### DESCRIPTION OF THE TASK
Records follow. Copy every line with "marker".

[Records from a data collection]
================================

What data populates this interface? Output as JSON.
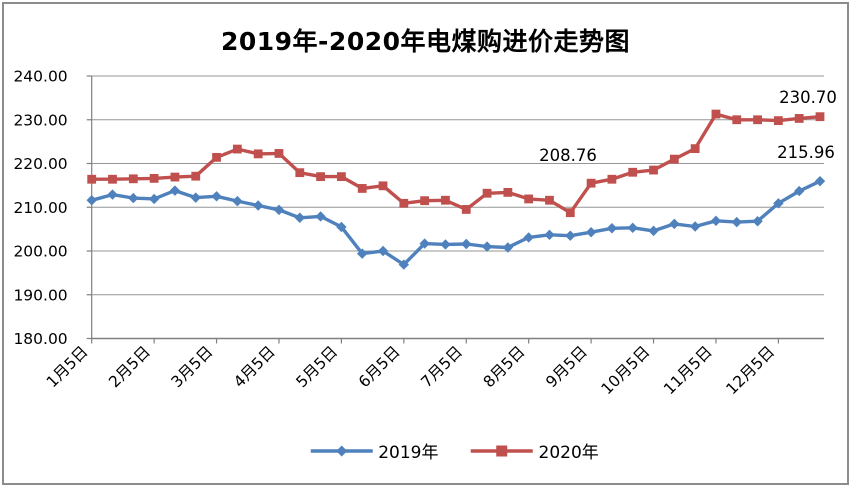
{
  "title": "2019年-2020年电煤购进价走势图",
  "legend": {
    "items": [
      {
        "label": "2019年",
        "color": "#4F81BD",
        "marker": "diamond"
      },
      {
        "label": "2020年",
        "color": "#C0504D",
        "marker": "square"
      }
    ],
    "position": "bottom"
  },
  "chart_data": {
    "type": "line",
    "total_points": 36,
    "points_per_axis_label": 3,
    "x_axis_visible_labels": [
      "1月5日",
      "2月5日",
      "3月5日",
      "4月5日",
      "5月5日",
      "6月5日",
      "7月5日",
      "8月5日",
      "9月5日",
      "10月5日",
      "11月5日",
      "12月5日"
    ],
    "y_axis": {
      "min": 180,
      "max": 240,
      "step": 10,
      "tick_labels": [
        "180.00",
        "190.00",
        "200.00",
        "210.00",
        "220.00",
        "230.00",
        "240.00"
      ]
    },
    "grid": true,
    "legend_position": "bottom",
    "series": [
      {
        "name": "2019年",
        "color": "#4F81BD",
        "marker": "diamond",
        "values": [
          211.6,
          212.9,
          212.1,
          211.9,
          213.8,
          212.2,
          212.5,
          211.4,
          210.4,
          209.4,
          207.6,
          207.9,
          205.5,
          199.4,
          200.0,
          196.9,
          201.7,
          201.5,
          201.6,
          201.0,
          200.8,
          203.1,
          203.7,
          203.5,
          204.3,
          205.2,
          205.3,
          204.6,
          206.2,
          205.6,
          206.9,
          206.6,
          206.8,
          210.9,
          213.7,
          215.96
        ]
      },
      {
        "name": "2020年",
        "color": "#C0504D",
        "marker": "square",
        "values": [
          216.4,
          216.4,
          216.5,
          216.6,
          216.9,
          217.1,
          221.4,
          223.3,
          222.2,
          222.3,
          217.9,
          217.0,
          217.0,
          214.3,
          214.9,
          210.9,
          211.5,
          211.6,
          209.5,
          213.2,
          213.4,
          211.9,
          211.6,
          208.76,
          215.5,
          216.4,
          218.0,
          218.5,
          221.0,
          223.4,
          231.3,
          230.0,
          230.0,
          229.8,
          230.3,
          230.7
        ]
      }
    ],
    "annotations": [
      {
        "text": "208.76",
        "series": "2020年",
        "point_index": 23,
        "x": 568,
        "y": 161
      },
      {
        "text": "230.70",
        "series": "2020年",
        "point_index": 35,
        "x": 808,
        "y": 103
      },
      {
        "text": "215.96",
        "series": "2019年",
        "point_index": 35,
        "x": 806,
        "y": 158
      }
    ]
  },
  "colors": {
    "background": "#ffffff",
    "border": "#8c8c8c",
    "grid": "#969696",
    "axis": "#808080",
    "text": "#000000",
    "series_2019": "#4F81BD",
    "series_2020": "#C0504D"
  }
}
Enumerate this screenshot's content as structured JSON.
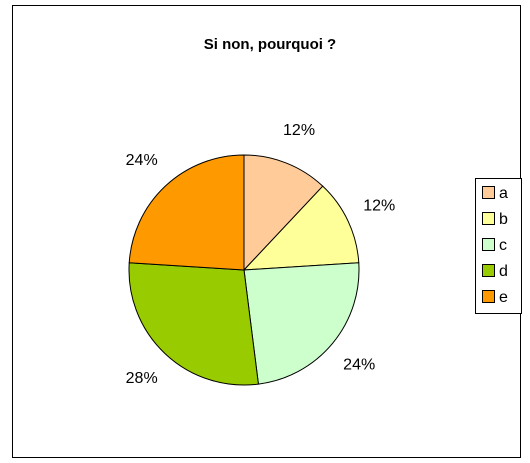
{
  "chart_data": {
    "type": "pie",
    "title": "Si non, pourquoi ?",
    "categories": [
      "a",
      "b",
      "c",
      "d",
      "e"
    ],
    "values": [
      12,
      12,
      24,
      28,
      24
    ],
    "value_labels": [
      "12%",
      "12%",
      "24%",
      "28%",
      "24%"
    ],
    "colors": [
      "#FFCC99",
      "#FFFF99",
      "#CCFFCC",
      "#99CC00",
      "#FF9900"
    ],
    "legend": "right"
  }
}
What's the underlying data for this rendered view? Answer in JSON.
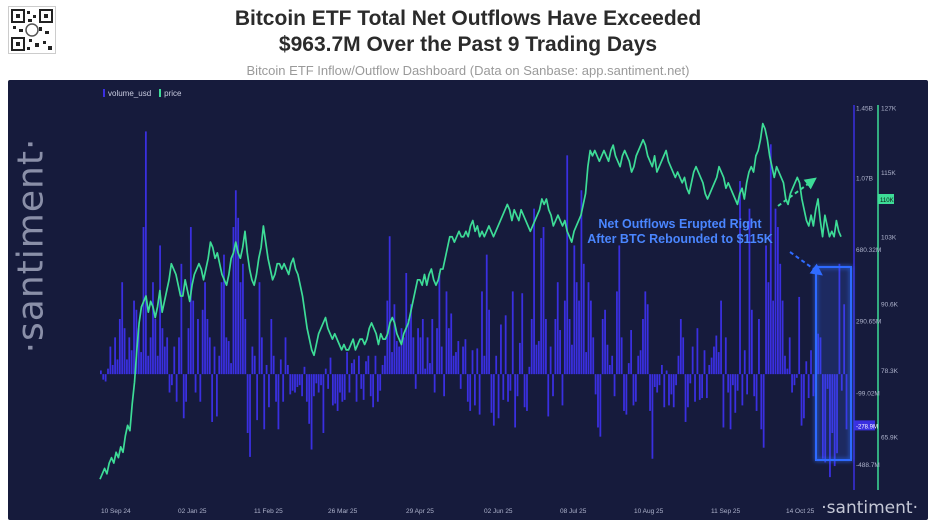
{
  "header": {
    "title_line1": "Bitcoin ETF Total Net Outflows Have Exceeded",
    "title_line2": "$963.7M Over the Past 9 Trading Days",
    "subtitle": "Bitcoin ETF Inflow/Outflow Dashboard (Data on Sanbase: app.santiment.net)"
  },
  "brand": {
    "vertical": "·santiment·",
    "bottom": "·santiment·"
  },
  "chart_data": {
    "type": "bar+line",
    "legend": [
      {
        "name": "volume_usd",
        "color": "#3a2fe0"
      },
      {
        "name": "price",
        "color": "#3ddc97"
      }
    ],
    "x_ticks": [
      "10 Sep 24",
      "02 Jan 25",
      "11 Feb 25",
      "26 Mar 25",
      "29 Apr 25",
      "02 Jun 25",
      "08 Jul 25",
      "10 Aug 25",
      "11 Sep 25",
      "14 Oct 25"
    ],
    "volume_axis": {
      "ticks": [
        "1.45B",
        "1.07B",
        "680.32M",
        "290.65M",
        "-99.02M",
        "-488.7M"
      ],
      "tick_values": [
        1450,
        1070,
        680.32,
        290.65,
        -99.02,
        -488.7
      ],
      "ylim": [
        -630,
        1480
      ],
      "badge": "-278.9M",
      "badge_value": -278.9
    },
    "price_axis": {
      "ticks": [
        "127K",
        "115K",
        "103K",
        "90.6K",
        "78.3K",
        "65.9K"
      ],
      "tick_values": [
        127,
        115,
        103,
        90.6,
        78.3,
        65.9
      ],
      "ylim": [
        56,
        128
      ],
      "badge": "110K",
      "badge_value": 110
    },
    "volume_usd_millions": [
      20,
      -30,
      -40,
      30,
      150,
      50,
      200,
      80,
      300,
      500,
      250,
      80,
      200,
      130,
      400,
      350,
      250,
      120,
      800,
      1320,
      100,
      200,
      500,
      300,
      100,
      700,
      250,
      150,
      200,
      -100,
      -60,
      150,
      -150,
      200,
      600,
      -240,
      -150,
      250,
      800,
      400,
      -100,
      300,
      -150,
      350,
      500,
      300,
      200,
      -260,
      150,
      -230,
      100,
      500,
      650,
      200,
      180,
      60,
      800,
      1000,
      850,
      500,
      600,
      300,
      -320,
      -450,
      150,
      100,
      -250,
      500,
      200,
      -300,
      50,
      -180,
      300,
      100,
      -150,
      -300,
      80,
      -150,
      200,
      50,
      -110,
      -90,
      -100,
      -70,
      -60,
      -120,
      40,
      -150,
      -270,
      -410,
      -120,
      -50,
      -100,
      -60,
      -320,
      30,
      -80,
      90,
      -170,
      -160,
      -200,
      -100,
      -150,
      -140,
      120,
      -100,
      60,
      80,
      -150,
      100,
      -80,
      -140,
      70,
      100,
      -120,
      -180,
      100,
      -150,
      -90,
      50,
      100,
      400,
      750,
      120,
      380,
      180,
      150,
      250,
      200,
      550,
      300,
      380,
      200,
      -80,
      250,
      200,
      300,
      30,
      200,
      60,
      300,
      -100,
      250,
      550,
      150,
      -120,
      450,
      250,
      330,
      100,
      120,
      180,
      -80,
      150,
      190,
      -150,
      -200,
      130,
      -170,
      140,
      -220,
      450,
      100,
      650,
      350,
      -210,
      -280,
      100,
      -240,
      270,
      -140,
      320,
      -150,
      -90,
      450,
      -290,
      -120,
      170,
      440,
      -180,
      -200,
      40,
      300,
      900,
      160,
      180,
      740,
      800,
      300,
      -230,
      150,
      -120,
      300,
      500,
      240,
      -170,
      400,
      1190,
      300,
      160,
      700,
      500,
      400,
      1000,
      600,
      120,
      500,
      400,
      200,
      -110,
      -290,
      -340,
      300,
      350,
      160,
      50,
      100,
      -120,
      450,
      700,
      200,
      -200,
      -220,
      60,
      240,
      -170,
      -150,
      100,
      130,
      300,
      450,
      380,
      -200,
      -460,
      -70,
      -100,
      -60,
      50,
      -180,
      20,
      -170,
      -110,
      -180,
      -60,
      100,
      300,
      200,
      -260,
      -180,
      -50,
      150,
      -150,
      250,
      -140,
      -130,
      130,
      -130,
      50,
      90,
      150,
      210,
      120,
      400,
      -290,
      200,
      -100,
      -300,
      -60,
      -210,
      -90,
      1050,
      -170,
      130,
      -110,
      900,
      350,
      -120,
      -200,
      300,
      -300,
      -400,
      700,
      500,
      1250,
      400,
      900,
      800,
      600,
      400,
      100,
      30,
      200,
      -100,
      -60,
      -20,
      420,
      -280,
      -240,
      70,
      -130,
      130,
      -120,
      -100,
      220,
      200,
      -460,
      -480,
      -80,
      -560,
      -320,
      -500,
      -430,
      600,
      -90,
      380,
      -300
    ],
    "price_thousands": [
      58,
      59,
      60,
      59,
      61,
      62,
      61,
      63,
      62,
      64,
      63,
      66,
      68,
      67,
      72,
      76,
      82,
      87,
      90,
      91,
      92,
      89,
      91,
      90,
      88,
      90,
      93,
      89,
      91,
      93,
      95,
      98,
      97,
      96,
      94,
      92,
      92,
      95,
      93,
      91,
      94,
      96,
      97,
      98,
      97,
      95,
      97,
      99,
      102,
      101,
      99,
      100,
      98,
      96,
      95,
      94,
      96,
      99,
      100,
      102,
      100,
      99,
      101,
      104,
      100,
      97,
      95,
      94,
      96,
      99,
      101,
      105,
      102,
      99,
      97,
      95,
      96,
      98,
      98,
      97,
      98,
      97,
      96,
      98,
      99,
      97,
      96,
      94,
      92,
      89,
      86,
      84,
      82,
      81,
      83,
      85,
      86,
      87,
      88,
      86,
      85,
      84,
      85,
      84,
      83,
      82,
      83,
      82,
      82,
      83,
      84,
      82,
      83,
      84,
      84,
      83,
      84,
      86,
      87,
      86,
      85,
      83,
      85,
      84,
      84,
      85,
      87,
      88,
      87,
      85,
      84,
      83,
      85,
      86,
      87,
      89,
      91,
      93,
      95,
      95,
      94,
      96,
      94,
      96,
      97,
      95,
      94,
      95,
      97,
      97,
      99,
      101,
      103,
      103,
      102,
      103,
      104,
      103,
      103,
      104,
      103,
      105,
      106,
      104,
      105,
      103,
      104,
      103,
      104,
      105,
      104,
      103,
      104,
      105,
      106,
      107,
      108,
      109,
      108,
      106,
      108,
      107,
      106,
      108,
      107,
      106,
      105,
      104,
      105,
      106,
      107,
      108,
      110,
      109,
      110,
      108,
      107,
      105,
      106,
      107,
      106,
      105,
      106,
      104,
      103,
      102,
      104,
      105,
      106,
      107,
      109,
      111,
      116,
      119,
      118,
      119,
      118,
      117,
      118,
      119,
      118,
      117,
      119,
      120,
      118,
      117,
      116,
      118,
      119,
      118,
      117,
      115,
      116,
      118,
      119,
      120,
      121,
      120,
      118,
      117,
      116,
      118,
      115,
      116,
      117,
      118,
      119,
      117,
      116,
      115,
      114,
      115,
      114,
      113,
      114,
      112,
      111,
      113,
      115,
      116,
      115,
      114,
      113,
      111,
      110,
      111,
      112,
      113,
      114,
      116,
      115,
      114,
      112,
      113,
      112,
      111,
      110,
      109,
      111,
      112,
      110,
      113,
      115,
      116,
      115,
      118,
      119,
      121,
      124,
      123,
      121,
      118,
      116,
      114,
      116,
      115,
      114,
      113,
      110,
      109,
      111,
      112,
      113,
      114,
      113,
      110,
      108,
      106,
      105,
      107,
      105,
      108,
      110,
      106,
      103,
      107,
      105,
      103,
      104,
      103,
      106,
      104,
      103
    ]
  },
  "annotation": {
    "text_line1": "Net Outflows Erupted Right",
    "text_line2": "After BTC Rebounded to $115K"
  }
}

================================

### WRITTEN ANSWER
        "marker": "diamond"
        "marker": "square"
        "marker": "diamond",
        "marker": "square",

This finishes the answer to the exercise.